> [Extrait]:
______________________________
Approche de stabilisation

L’ISSSS révisée (2013-2017) adopte une approche de stabilisation totalement différente s’appuyant sur les enseignements tirés de l’examen de la première phase (2008-2012), qui a permis de mettre en œuvre 69 projets totalisant 369 millions de dollars américains. Ce changement d’approche repose sur le fait que malgré des investissements importants, la présence des groupes armés dans l’Est de la RDC se multiplie et menace la sécurité des civils et leurs moyens de subsistance, tout en créant un climat d’instabilité généralisé de même qu’un climat de méfiance entre les communautés et l’État. Plus précisément, l’examen a permis de conclure que les réponses militaires et les solutions techniques demeurent insuffisantes pour régler les dynamiques conflictuelles complexes dans l’Est de la RDC qui touchent notamment l’interaction des dilemmes de sécurité, la mobilisation relative aux territoires et à l’identité, l’exploitation des ressources naturelles et les dynamiques régionales.
______________________________
> [Informations fournies]:
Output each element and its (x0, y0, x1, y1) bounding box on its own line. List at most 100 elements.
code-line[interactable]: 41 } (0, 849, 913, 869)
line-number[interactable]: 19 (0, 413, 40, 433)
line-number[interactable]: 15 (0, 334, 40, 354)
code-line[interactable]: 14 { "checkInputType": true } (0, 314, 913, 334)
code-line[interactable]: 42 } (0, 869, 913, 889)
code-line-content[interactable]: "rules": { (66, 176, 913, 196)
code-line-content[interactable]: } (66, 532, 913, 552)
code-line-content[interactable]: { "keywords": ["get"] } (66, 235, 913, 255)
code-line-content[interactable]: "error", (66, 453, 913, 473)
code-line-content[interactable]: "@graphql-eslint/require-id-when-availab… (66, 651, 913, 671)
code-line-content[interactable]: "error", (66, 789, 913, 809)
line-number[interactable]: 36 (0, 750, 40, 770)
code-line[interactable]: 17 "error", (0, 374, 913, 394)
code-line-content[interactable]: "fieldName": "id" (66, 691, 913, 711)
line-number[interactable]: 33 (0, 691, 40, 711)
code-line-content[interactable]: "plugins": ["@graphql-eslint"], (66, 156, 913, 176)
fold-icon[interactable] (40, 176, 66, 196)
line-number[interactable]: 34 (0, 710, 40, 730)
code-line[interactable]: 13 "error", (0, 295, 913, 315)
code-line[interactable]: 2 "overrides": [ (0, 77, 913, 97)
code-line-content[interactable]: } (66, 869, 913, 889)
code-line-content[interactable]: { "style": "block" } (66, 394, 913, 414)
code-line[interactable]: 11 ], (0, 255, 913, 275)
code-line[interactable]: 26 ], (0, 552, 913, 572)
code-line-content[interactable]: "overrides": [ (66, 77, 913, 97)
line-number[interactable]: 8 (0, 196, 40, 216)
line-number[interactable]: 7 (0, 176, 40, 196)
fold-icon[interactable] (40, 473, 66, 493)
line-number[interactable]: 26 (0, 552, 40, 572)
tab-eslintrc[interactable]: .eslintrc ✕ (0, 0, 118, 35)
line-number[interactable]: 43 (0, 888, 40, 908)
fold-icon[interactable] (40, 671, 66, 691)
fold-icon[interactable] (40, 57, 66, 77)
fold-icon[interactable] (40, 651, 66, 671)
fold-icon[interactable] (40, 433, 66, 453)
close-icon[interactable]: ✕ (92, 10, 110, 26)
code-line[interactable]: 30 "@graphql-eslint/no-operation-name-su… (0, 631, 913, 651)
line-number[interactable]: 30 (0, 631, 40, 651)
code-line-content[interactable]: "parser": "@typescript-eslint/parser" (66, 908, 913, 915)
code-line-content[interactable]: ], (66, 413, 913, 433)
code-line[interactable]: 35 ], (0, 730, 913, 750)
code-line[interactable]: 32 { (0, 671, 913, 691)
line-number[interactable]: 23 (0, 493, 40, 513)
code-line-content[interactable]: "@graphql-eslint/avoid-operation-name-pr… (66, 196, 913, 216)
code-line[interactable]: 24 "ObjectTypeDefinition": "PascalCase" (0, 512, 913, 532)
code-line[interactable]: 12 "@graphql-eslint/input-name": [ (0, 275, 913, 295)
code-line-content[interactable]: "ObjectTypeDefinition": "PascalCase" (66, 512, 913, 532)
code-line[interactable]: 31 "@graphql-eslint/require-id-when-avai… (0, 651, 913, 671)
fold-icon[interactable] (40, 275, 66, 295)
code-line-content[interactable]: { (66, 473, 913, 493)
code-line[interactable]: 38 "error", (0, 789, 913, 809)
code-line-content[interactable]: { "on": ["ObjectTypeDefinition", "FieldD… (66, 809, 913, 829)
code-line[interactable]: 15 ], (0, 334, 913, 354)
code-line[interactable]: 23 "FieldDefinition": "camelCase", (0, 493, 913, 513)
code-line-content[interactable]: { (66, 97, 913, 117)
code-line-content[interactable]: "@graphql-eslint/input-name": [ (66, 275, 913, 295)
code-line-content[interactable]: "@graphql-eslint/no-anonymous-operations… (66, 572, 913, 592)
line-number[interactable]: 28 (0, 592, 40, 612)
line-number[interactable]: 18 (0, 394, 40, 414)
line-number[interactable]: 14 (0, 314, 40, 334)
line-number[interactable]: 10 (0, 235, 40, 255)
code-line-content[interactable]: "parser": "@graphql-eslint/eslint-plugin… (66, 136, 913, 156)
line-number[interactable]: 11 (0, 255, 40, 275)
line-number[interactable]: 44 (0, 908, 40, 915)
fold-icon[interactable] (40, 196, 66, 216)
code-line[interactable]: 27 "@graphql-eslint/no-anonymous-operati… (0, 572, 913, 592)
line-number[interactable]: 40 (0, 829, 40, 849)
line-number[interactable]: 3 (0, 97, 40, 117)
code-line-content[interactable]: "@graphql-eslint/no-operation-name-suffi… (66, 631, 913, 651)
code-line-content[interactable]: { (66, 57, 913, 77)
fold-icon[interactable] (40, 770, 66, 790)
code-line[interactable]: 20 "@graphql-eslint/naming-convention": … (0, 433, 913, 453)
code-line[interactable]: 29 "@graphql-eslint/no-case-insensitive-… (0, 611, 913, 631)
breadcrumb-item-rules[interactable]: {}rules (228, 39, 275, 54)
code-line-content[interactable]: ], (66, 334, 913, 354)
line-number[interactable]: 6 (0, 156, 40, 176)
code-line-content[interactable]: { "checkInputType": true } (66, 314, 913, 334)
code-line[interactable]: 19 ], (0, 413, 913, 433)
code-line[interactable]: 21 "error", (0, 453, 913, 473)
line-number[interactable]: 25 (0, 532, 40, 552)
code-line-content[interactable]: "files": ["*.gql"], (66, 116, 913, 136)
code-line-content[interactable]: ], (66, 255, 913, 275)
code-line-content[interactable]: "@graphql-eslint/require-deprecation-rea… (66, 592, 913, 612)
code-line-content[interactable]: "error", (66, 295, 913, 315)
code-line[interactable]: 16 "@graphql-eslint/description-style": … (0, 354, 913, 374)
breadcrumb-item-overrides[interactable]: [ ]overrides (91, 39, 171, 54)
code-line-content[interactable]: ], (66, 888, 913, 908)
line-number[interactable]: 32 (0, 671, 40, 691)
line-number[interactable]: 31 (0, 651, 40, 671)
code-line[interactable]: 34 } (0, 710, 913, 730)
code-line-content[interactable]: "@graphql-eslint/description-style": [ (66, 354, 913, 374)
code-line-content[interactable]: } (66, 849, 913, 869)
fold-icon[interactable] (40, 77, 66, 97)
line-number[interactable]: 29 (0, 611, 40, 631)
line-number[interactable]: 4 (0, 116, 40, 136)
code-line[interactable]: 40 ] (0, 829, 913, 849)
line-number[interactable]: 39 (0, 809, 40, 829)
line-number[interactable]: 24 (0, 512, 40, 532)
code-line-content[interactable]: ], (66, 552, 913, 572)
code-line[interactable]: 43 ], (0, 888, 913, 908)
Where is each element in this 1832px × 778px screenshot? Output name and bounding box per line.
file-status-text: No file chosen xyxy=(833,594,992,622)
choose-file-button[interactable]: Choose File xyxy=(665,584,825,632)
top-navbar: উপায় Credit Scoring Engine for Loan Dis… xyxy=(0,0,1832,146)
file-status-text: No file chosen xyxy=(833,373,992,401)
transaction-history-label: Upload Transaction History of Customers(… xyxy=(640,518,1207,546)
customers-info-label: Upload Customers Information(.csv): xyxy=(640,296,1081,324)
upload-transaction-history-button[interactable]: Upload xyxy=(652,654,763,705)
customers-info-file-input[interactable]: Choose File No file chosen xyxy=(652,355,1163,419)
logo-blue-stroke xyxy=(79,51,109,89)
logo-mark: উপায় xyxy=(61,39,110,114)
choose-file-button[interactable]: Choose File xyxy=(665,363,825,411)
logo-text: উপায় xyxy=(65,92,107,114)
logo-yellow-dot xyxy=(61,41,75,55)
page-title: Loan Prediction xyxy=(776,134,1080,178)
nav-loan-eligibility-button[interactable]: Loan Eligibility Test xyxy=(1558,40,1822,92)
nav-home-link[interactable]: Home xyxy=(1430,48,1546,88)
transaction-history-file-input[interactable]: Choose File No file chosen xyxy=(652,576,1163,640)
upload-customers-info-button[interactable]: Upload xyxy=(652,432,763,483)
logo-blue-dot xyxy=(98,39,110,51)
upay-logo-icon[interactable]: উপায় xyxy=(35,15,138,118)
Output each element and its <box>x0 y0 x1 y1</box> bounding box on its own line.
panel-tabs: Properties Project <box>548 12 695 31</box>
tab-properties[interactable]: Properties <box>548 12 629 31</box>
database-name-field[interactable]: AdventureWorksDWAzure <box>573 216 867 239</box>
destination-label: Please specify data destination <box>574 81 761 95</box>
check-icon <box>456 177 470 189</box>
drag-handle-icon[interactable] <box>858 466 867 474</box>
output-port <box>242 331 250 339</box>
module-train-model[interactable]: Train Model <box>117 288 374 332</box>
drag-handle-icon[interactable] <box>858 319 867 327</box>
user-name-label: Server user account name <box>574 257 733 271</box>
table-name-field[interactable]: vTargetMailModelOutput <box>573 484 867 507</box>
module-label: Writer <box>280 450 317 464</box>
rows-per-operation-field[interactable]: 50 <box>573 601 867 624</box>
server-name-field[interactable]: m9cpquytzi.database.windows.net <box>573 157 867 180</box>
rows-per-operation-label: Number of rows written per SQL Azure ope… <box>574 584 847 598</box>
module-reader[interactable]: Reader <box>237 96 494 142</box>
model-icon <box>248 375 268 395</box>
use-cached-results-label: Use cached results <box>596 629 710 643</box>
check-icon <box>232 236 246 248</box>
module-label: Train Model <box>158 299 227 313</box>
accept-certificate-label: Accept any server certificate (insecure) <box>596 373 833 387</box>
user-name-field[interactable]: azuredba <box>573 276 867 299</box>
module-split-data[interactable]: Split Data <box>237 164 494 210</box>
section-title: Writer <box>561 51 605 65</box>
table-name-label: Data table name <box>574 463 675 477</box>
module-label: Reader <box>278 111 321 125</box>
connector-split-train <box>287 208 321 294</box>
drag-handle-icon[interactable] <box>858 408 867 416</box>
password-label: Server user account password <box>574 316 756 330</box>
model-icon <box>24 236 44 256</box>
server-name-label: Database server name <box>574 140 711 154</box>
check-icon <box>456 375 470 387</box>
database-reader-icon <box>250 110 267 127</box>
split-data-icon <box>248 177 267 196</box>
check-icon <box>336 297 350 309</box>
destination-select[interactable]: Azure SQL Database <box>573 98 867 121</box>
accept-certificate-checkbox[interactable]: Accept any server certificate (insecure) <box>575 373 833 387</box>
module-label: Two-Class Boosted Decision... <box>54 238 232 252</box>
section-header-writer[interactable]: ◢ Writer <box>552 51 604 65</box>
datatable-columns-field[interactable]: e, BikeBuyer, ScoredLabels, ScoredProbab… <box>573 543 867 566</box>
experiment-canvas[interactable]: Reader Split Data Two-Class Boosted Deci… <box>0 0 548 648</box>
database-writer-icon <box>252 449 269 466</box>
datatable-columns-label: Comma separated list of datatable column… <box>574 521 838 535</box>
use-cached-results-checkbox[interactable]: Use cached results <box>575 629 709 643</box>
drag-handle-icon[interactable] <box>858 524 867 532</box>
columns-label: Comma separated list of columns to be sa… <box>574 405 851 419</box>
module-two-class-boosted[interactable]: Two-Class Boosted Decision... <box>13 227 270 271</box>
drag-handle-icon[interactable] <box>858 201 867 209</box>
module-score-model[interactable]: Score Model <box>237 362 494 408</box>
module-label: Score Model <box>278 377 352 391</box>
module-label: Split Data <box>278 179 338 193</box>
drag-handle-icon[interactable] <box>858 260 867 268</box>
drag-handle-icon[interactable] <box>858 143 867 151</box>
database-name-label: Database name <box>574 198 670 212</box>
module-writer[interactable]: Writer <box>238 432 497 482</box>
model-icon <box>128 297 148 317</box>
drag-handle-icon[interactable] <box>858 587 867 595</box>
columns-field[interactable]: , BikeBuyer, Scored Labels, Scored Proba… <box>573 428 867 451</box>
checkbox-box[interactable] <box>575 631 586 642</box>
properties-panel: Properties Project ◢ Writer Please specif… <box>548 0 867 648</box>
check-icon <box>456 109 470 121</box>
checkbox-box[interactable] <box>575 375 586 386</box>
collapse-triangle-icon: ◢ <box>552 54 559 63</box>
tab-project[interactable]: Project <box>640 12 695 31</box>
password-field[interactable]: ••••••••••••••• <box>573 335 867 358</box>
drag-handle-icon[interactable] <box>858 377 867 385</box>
______________________________
> [À faire A]: Dans l'extrait sur l'approche de stabilisation, combien de projets la première phase (2008-2012) a-t-elle permis de mettre en œuvre ?
> [À faire B]: Poursuivez l'extrait sur l'approche de stabilisation dans l'Est de la RDC après sa dernière phrase.
On n'a pas besoin des fiches ici.

> [Réponse A]: 69 projets.

> [Réponse B]:
Ainsi, la compréhension contextuelle des collectivités touchées par le conflit dans l’Est de la RDC est placée au cœur de l’ISSSS révisée, qui vise à transformer le conflit en abordant ses principaux déclencheurs politiques et structurels, et ce, en s’appuyant sur une analyse approfondie du conflit. En agissant ainsi, la stratégie tente de s’attaquer aux causes profondes du conflit (dont le patrimonialisme, la fragmentation identitaire, la pression économique, la pauvreté et l’accès à la terre) plutôt que de fournir une réponse purement réactive après la fin des conflits. Plus précisément, la stabilisation est définie comme « un processus intégré, holistique mais ciblé permettant par la suite à l'État et à la société de mettre en place une responsabilisation mutuelle, ainsi que l'aptitude à traiter et atténuer les vecteurs existants ou émergents du conflit, créant ainsi les conditions propices à une meilleure gouvernance et au développement à plus long terme ».